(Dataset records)
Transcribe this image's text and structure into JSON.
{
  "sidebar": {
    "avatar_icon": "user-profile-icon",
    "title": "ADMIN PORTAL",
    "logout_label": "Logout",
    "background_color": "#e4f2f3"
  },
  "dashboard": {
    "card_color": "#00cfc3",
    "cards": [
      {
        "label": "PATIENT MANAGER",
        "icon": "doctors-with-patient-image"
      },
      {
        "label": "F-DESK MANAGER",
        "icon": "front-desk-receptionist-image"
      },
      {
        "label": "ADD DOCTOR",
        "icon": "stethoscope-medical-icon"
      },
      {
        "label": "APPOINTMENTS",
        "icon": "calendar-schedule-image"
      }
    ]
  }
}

EXERCISE DETAILS =>
Count the lines of these entries that hold the string "icon", and give only that number.

THE SOLUTION =>
5